• **Information given**:
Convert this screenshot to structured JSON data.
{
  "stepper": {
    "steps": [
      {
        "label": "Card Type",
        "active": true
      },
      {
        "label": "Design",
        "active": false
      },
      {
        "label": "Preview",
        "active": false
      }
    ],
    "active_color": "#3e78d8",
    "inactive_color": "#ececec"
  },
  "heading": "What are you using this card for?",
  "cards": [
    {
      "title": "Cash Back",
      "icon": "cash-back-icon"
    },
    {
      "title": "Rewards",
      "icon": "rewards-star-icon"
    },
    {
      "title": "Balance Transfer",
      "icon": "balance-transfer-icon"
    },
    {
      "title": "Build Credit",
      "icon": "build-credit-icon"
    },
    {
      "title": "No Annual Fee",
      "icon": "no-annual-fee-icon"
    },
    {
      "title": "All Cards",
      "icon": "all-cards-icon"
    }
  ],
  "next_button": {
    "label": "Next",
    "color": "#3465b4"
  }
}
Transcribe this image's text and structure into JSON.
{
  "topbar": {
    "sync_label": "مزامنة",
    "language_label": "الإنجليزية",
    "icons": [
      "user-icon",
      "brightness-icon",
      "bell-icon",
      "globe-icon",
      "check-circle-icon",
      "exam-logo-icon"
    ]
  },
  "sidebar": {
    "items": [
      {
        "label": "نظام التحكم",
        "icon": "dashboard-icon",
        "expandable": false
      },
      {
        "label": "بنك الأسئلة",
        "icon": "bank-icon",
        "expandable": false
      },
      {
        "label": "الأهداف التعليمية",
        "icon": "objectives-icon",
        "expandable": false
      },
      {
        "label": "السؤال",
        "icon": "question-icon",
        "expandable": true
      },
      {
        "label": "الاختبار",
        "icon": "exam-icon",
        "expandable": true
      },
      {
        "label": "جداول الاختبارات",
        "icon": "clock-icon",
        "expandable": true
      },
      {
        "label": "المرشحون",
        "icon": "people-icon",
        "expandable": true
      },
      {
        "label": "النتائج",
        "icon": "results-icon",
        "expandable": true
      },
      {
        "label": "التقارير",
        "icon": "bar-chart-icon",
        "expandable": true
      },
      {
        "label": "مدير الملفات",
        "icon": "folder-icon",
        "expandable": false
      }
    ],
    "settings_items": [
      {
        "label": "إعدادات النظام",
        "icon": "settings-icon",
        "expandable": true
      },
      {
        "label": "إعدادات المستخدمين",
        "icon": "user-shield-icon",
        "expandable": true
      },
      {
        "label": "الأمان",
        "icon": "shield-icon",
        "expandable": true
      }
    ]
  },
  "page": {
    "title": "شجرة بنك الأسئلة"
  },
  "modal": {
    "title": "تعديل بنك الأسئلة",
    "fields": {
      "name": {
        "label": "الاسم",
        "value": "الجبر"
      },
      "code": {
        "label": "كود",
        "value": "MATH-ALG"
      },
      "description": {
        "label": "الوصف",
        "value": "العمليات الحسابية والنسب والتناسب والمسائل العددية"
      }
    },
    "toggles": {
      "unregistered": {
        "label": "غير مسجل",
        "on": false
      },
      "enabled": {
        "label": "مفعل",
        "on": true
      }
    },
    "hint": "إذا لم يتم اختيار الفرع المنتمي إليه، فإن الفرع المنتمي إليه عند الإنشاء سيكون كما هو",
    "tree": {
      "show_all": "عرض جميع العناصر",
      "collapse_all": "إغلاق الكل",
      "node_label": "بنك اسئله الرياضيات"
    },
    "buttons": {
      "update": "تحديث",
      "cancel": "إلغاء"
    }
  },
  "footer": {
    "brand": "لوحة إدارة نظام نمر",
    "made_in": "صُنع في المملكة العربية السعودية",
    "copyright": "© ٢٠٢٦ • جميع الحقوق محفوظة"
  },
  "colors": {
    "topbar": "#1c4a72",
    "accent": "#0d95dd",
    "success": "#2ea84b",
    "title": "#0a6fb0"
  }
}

• **Your goal**:
Return the listing above word for word.

• **Full solution**:
Convert this screenshot to structured JSON data.
{
  "stepper": {
    "steps": [
      {
        "label": "Card Type",
        "active": true
      },
      {
        "label": "Design",
        "active": false
      },
      {
        "label": "Preview",
        "active": false
      }
    ],
    "active_color": "#3e78d8",
    "inactive_color": "#ececec"
  },
  "heading": "What are you using this card for?",
  "cards": [
    {
      "title": "Cash Back",
      "icon": "cash-back-icon"
    },
    {
      "title": "Rewards",
      "icon": "rewards-star-icon"
    },
    {
      "title": "Balance Transfer",
      "icon": "balance-transfer-icon"
    },
    {
      "title": "Build Credit",
      "icon": "build-credit-icon"
    },
    {
      "title": "No Annual Fee",
      "icon": "no-annual-fee-icon"
    },
    {
      "title": "All Cards",
      "icon": "all-cards-icon"
    }
  ],
  "next_button": {
    "label": "Next",
    "color": "#3465b4"
  }
}
Transcribe this image's text and structure into JSON.
{
  "topbar": {
    "sync_label": "مزامنة",
    "language_label": "الإنجليزية",
    "icons": [
      "user-icon",
      "brightness-icon",
      "bell-icon",
      "globe-icon",
      "check-circle-icon",
      "exam-logo-icon"
    ]
  },
  "sidebar": {
    "items": [
      {
        "label": "نظام التحكم",
        "icon": "dashboard-icon",
        "expandable": false
      },
      {
        "label": "بنك الأسئلة",
        "icon": "bank-icon",
        "expandable": false
      },
      {
        "label": "الأهداف التعليمية",
        "icon": "objectives-icon",
        "expandable": false
      },
      {
        "label": "السؤال",
        "icon": "question-icon",
        "expandable": true
      },
      {
        "label": "الاختبار",
        "icon": "exam-icon",
        "expandable": true
      },
      {
        "label": "جداول الاختبارات",
        "icon": "clock-icon",
        "expandable": true
      },
      {
        "label": "المرشحون",
        "icon": "people-icon",
        "expandable": true
      },
      {
        "label": "النتائج",
        "icon": "results-icon",
        "expandable": true
      },
      {
        "label": "التقارير",
        "icon": "bar-chart-icon",
        "expandable": true
      },
      {
        "label": "مدير الملفات",
        "icon": "folder-icon",
        "expandable": false
      }
    ],
    "settings_items": [
      {
        "label": "إعدادات النظام",
        "icon": "settings-icon",
        "expandable": true
      },
      {
        "label": "إعدادات المستخدمين",
        "icon": "user-shield-icon",
        "expandable": true
      },
      {
        "label": "الأمان",
        "icon": "shield-icon",
        "expandable": true
      }
    ]
  },
  "page": {
    "title": "شجرة بنك الأسئلة"
  },
  "modal": {
    "title": "تعديل بنك الأسئلة",
    "fields": {
      "name": {
        "label": "الاسم",
        "value": "الجبر"
      },
      "code": {
        "label": "كود",
        "value": "MATH-ALG"
      },
      "description": {
        "label": "الوصف",
        "value": "العمليات الحسابية والنسب والتناسب والمسائل العددية"
      }
    },
    "toggles": {
      "unregistered": {
        "label": "غير مسجل",
        "on": false
      },
      "enabled": {
        "label": "مفعل",
        "on": true
      }
    },
    "hint": "إذا لم يتم اختيار الفرع المنتمي إليه، فإن الفرع المنتمي إليه عند الإنشاء سيكون كما هو",
    "tree": {
      "show_all": "عرض جميع العناصر",
      "collapse_all": "إغلاق الكل",
      "node_label": "بنك اسئله الرياضيات"
    },
    "buttons": {
      "update": "تحديث",
      "cancel": "إلغاء"
    }
  },
  "footer": {
    "brand": "لوحة إدارة نظام نمر",
    "made_in": "صُنع في المملكة العربية السعودية",
    "copyright": "© ٢٠٢٦ • جميع الحقوق محفوظة"
  },
  "colors": {
    "topbar": "#1c4a72",
    "accent": "#0d95dd",
    "success": "#2ea84b",
    "title": "#0a6fb0"
  }
}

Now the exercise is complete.